▸ **Task to carry out**: Wherever the word "frac" appears in a line, copy that line.

Stored entries
══════════════════════════════

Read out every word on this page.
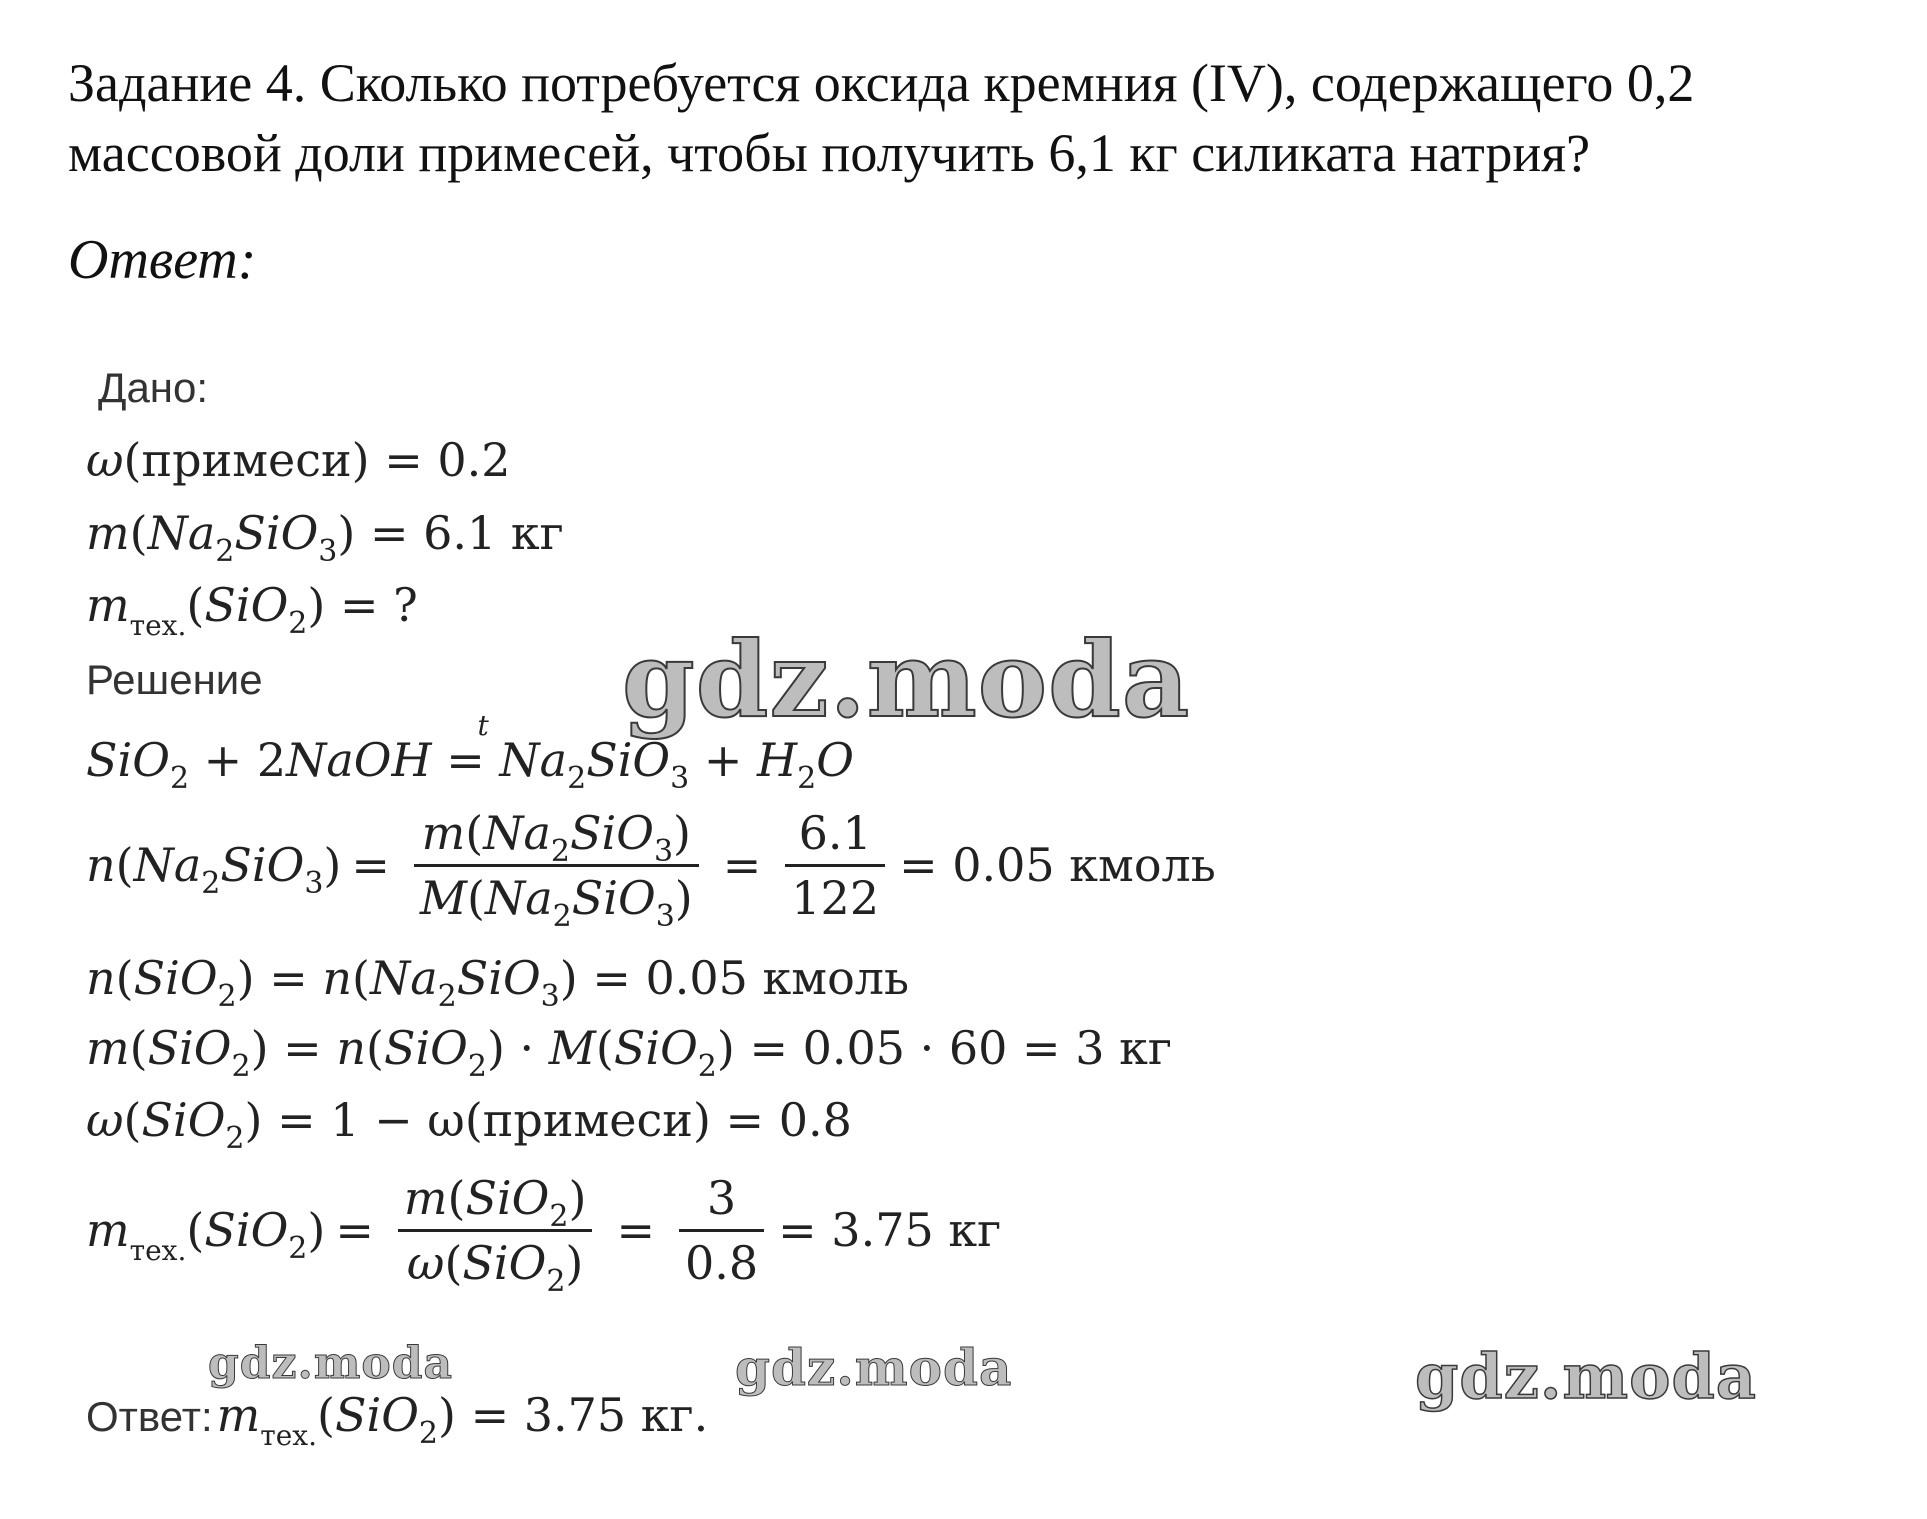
Задание 4. Сколько потребуется оксида кремния (IV), содержащего 0,2 массовой доли примесей, чтобы получить 6,1 кг силиката натрия?
Ответ:
Дано:
ω(примеси) = 0.2
$m(Na_2SiO_3) = 6.1$ кг
$m_{тех.}(SiO_2)$ = ?
Решение
SiO$_2$ + 2NaOH =
t
$Na_2SiO_3 + H_2O$
$n(Na_2SiO_3) = \frac{m(Na_2SiO_3)}{M(Na_2SiO_3)} = \frac{6.1}{122} = 0.05$ кмоль
$n(SiO_2) = n(Na_2SiO_3) = 0.05$ кмоль
m(SiO$_2$) = n(SiO$_2$) · M(SiO$_2$) = 0.05 · 60 = 3 кг
ω(SiO$_2$) = 1 − ω(примеси) = 0.8
$m_{тех.}(SiO_2) = \frac{m(SiO_2)}{\omega(SiO_2)} = \frac{3}{0.8} = 3.75$ кг
Ответ: $m_{тех.}(SiO_2) = 3.75$ кг.
gdz.moda
gdz.moda	gdz.moda	gdz.moda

══════════════════════════════

▸ **Expected answer**:
$n(Na_2SiO_3) = \frac{m(Na_2SiO_3)}{M(Na_2SiO_3)} = \frac{6.1}{122} = 0.05$ кмоль
$m_{тех.}(SiO_2) = \frac{m(SiO_2)}{\omega(SiO_2)} = \frac{3}{0.8} = 3.75$ кг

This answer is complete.